▸ YOUR OBJECTIVE
Extract all lines containing "comparative".

▸ Saved entries
--- begin ---
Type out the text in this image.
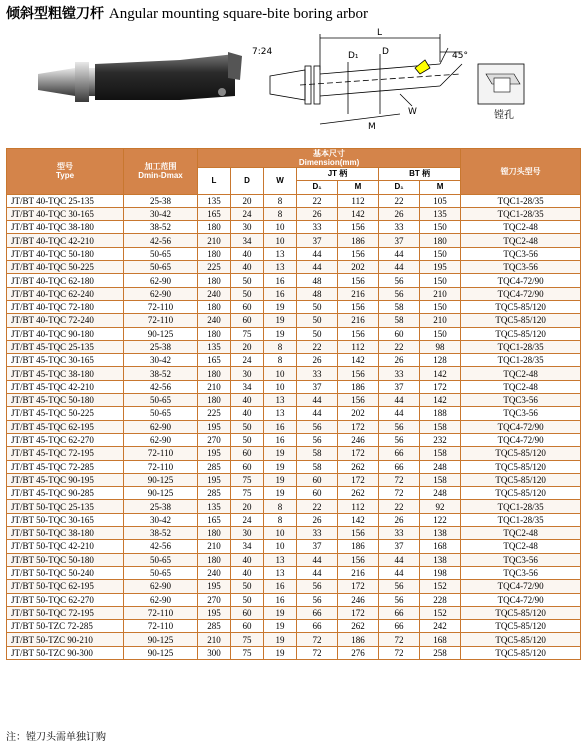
倾斜型粗镗刀杆 Angular mounting square-bite boring arbor
7:24
L
D₁	D	45°
M
W	镗孔
型号
Type	加工范围
Dmin-Dmax	基本尺寸
Dimension(mm)							镗刀头型号
		L	D	W	JT 柄		BT 柄		
					D₁	M	D₁	M	
JT/BT 40-TQC 25-135	25-38	135	20	8	22	112	22	105	TQC1-28/35
JT/BT 40-TQC 30-165	30-42	165	24	8	26	142	26	135	TQC1-28/35
JT/BT 40-TQC 38-180	38-52	180	30	10	33	156	33	150	TQC2-48
JT/BT 40-TQC 42-210	42-56	210	34	10	37	186	37	180	TQC2-48
JT/BT 40-TQC 50-180	50-65	180	40	13	44	156	44	150	TQC3-56
JT/BT 40-TQC 50-225	50-65	225	40	13	44	202	44	195	TQC3-56
JT/BT 40-TQC 62-180	62-90	180	50	16	48	156	56	150	TQC4-72/90
JT/BT 40-TQC 62-240	62-90	240	50	16	48	216	56	210	TQC4-72/90
JT/BT 40-TQC 72-180	72-110	180	60	19	50	156	58	150	TQC5-85/120
JT/BT 40-TQC 72-240	72-110	240	60	19	50	216	58	210	TQC5-85/120
JT/BT 40-TQC 90-180	90-125	180	75	19	50	156	60	150	TQC5-85/120
JT/BT 45-TQC 25-135	25-38	135	20	8	22	112	22	98	TQC1-28/35
JT/BT 45-TQC 30-165	30-42	165	24	8	26	142	26	128	TQC1-28/35
JT/BT 45-TQC 38-180	38-52	180	30	10	33	156	33	142	TQC2-48
JT/BT 45-TQC 42-210	42-56	210	34	10	37	186	37	172	TQC2-48
JT/BT 45-TQC 50-180	50-65	180	40	13	44	156	44	142	TQC3-56
JT/BT 45-TQC 50-225	50-65	225	40	13	44	202	44	188	TQC3-56
JT/BT 45-TQC 62-195	62-90	195	50	16	56	172	56	158	TQC4-72/90
JT/BT 45-TQC 62-270	62-90	270	50	16	56	246	56	232	TQC4-72/90
JT/BT 45-TQC 72-195	72-110	195	60	19	58	172	66	158	TQC5-85/120
JT/BT 45-TQC 72-285	72-110	285	60	19	58	262	66	248	TQC5-85/120
JT/BT 45-TQC 90-195	90-125	195	75	19	60	172	72	158	TQC5-85/120
JT/BT 45-TQC 90-285	90-125	285	75	19	60	262	72	248	TQC5-85/120
JT/BT 50-TQC 25-135	25-38	135	20	8	22	112	22	92	TQC1-28/35
JT/BT 50-TQC 30-165	30-42	165	24	8	26	142	26	122	TQC1-28/35
JT/BT 50-TQC 38-180	38-52	180	30	10	33	156	33	138	TQC2-48
JT/BT 50-TQC 42-210	42-56	210	34	10	37	186	37	168	TQC2-48
JT/BT 50-TQC 50-180	50-65	180	40	13	44	156	44	138	TQC3-56
JT/BT 50-TQC 50-240	50-65	240	40	13	44	216	44	198	TQC3-56
JT/BT 50-TQC 62-195	62-90	195	50	16	56	172	56	152	TQC4-72/90
JT/BT 50-TQC 62-270	62-90	270	50	16	56	246	56	228	TQC4-72/90
JT/BT 50-TQC 72-195	72-110	195	60	19	66	172	66	152	TQC5-85/120
JT/BT 50-TZC 72-285	72-110	285	60	19	66	262	66	242	TQC5-85/120
JT/BT 50-TZC 90-210	90-125	210	75	19	72	186	72	168	TQC5-85/120
JT/BT 50-TZC 90-300	90-125	300	75	19	72	276	72	258	TQC5-85/120
注：镗刀头需单独订购
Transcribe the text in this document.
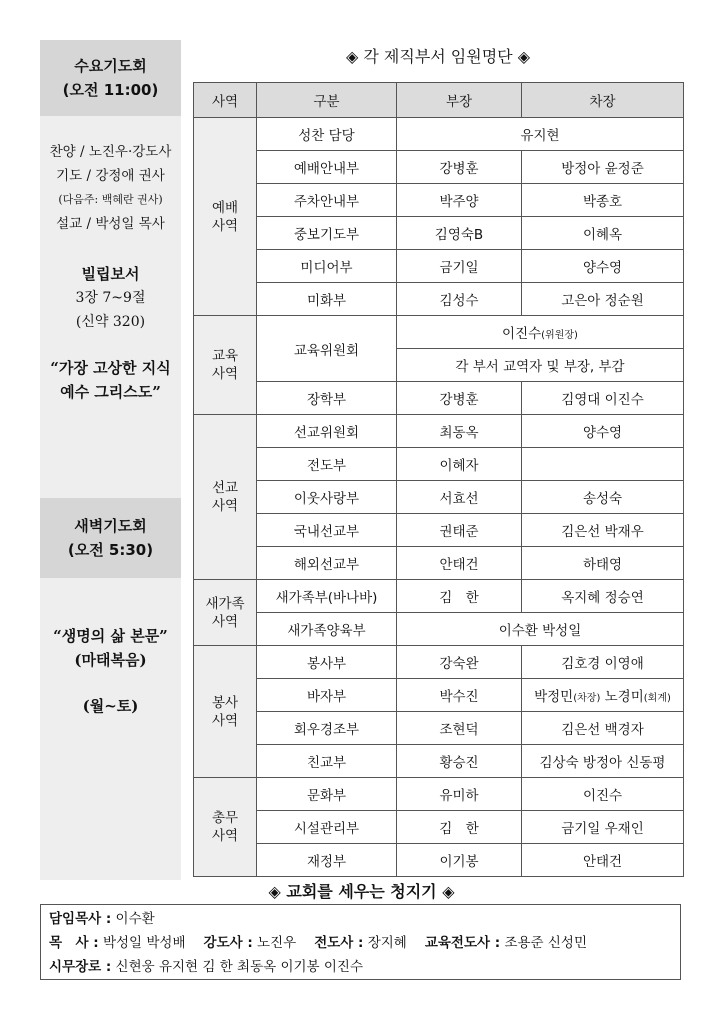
수요기도회
(오전 11:00)
찬양 / 노진우·강도사
기도 / 강정애 권사
(다음주: 백혜란 권사)
설교 / 박성일 목사
빌립보서
3장 7~9절
(신약 320)
“가장 고상한 지식
예수 그리스도”
새벽기도회
(오전 5:30)
“생명의 삶 본문”
(마태복음)
(월~토)
◈ 각 제직부서 임원명단 ◈
사역	구분	부장	차장

예배
사역	성찬 담당	유지현	
	예배안내부	강병훈	방정아 윤정준
	주차안내부	박주양	박종호
	중보기도부	김영숙B	이혜옥
	미디어부	금기일	양수영
	미화부	김성수	고은아 정순원

교육
사역	교육위원회	이진수(위원장)	
		각 부서 교역자 및 부장, 부감	
	장학부	강병훈	김영대 이진수

선교
사역	선교위원회	최동옥	양수영
	전도부	이혜자	
	이웃사랑부	서효선	송성숙
	국내선교부	권태준	김은선 박재우
	해외선교부	안태건	하태영

새가족
사역	새가족부(바나바)	김　한	옥지혜 정승연
	새가족양육부	이수환 박성일	

봉사
사역	봉사부	강숙완	김호경 이영애
	바자부	박수진	박정민(차장) 노경미(회계)
	회우경조부	조현덕	김은선 백경자
	친교부	황승진	김상숙 방정아 신동평

총무
사역	문화부	유미하	이진수
	시설관리부	김　한	금기일 우재인
	재정부	이기봉	안태건
◈ 교회를 세우는 청지기 ◈
담임목사 : 이수환
목　사 : 박성일 박성배 강도사 : 노진우 전도사 : 장지혜 교육전도사 : 조용준 신성민
시무장로 : 신현웅 유지현 김 한 최동옥 이기봉 이진수
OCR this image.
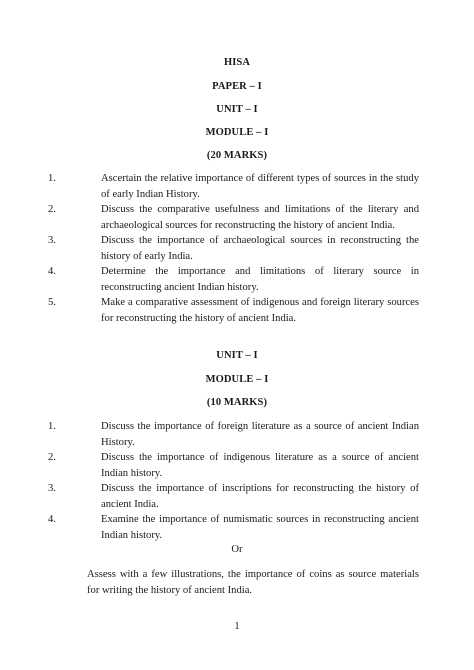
HISA
PAPER – I
UNIT – I
MODULE – I
(20 MARKS)
1.	Ascertain the relative importance of different types of sources in the study of early Indian History.
2.	Discuss the comparative usefulness and limitations of the literary and archaeological sources for reconstructing the history of ancient India.
3.	Discuss the importance of archaeological sources in reconstructing the history of early India.
4.	Determine the importance and limitations of literary source in reconstructing ancient Indian history.
5.	Make a comparative assessment of indigenous and foreign literary sources for reconstructing the history of ancient India.
UNIT – I
MODULE – I
(10 MARKS)
1.	Discuss the importance of foreign literature as a source of ancient Indian History.
2.	Discuss the importance of indigenous literature as a source of ancient Indian history.
3.	Discuss the importance of inscriptions for reconstructing the history of ancient India.
4.	Examine the importance of numismatic sources in reconstructing ancient Indian history.
Or
Assess with a few illustrations, the importance of coins as source materials for writing the history of ancient India.
1
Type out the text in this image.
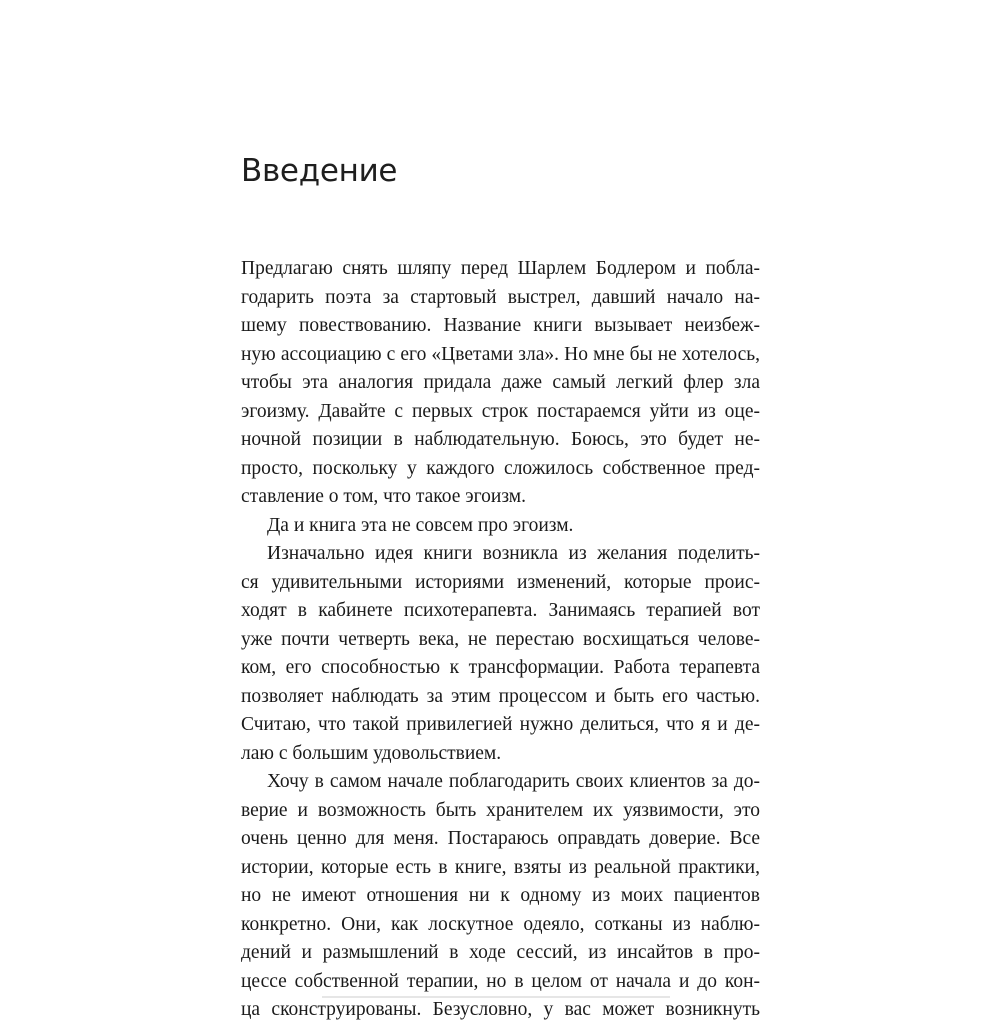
Введение
Предлагаю снять шляпу перед Шарлем Бодлером и побла-
годарить поэта за стартовый выстрел, давший начало на-
шему повествованию. Название книги вызывает неизбеж-
ную ассоциацию с его «Цветами зла». Но мне бы не хотелось,
чтобы эта аналогия придала даже самый легкий флер зла
эгоизму. Давайте с первых строк постараемся уйти из оце-
ночной позиции в наблюдательную. Боюсь, это будет не-
просто, поскольку у каждого сложилось собственное пред-
ставление о том, что такое эгоизм.
Да и книга эта не совсем про эгоизм.
Изначально идея книги возникла из желания поделить-
ся удивительными историями изменений, которые проис-
ходят в кабинете психотерапевта. Занимаясь терапией вот
уже почти четверть века, не перестаю восхищаться челове-
ком, его способностью к трансформации. Работа терапевта
позволяет наблюдать за этим процессом и быть его частью.
Считаю, что такой привилегией нужно делиться, что я и де-
лаю с большим удовольствием.
Хочу в самом начале поблагодарить своих клиентов за до-
верие и возможность быть хранителем их уязвимости, это
очень ценно для меня. Постараюсь оправдать доверие. Все
истории, которые есть в книге, взяты из реальной практики,
но не имеют отношения ни к одному из моих пациентов
конкретно. Они, как лоскутное одеяло, сотканы из наблю-
дений и размышлений в ходе сессий, из инсайтов в про-
цессе собственной терапии, но в целом от начала и до кон-
ца сконструированы. Безусловно, у вас может возникнуть
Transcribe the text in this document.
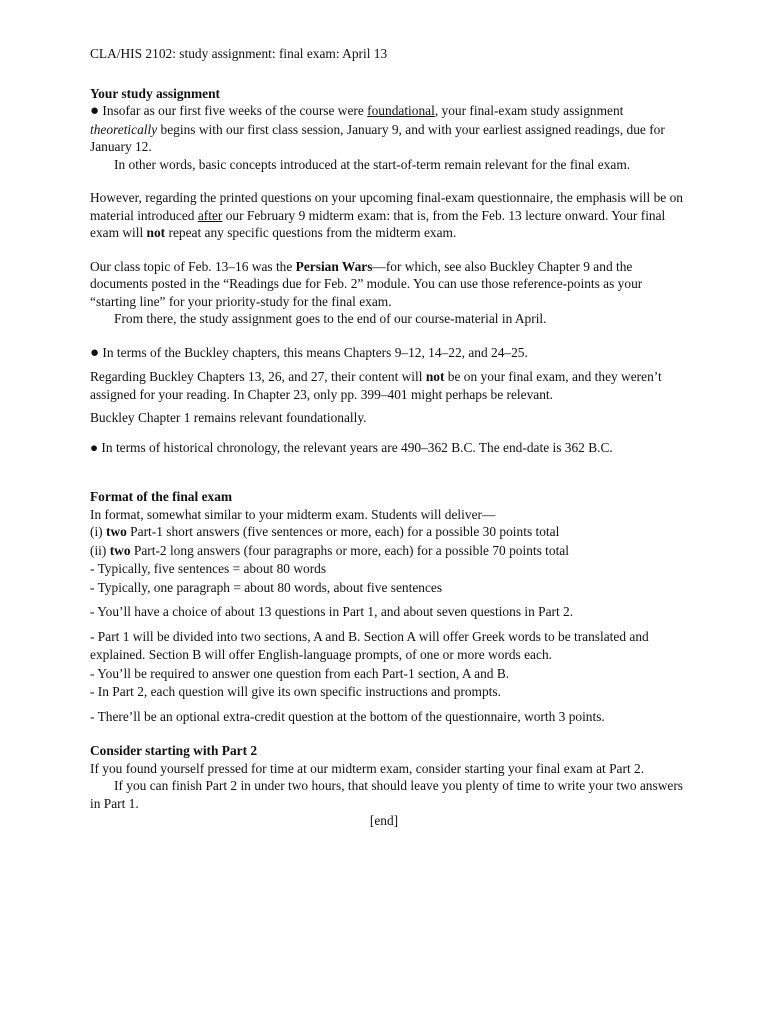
CLA/HIS 2102: study assignment: final exam: April 13

Your study assignment

● Insofar as our first five weeks of the course were foundational, your final-exam study assignment theoretically begins with our first class session, January 9, and with your earliest assigned readings, due for January 12.

In other words, basic concepts introduced at the start-of-term remain relevant for the final exam.

However, regarding the printed questions on your upcoming final-exam questionnaire, the emphasis will be on material introduced after our February 9 midterm exam: that is, from the Feb. 13 lecture onward. Your final exam will not repeat any specific questions from the midterm exam.

Our class topic of Feb. 13–16 was the Persian Wars—for which, see also Buckley Chapter 9 and the documents posted in the “Readings due for Feb. 2” module. You can use those reference-points as your “starting line” for your priority-study for the final exam.

From there, the study assignment goes to the end of our course-material in April.

● In terms of the Buckley chapters, this means Chapters 9–12, 14–22, and 24–25.

Regarding Buckley Chapters 13, 26, and 27, their content will not be on your final exam, and they weren’t assigned for your reading. In Chapter 23, only pp. 399–401 might perhaps be relevant.

Buckley Chapter 1 remains relevant foundationally.

● In terms of historical chronology, the relevant years are 490–362 B.C. The end-date is 362 B.C.

Format of the final exam

In format, somewhat similar to your midterm exam. Students will deliver—

(i) two Part-1 short answers (five sentences or more, each) for a possible 30 points total

(ii) two Part-2 long answers (four paragraphs or more, each) for a possible 70 points total

- Typically, five sentences = about 80 words

- Typically, one paragraph = about 80 words, about five sentences

- You’ll have a choice of about 13 questions in Part 1, and about seven questions in Part 2.

- Part 1 will be divided into two sections, A and B. Section A will offer Greek words to be translated and explained. Section B will offer English-language prompts, of one or more words each.

- You’ll be required to answer one question from each Part-1 section, A and B.

- In Part 2, each question will give its own specific instructions and prompts.

- There’ll be an optional extra-credit question at the bottom of the questionnaire, worth 3 points.

Consider starting with Part 2

If you found yourself pressed for time at our midterm exam, consider starting your final exam at Part 2.

If you can finish Part 2 in under two hours, that should leave you plenty of time to write your two answers in Part 1.

[end]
--- end ---
▸ ANSWER IN FULL
2.	Discuss the comparative usefulness and limitations of the literary and archaeological sources for reconstructing the history of ancient India.
5.	Make a comparative assessment of indigenous and foreign literary sources for reconstructing the history of ancient India.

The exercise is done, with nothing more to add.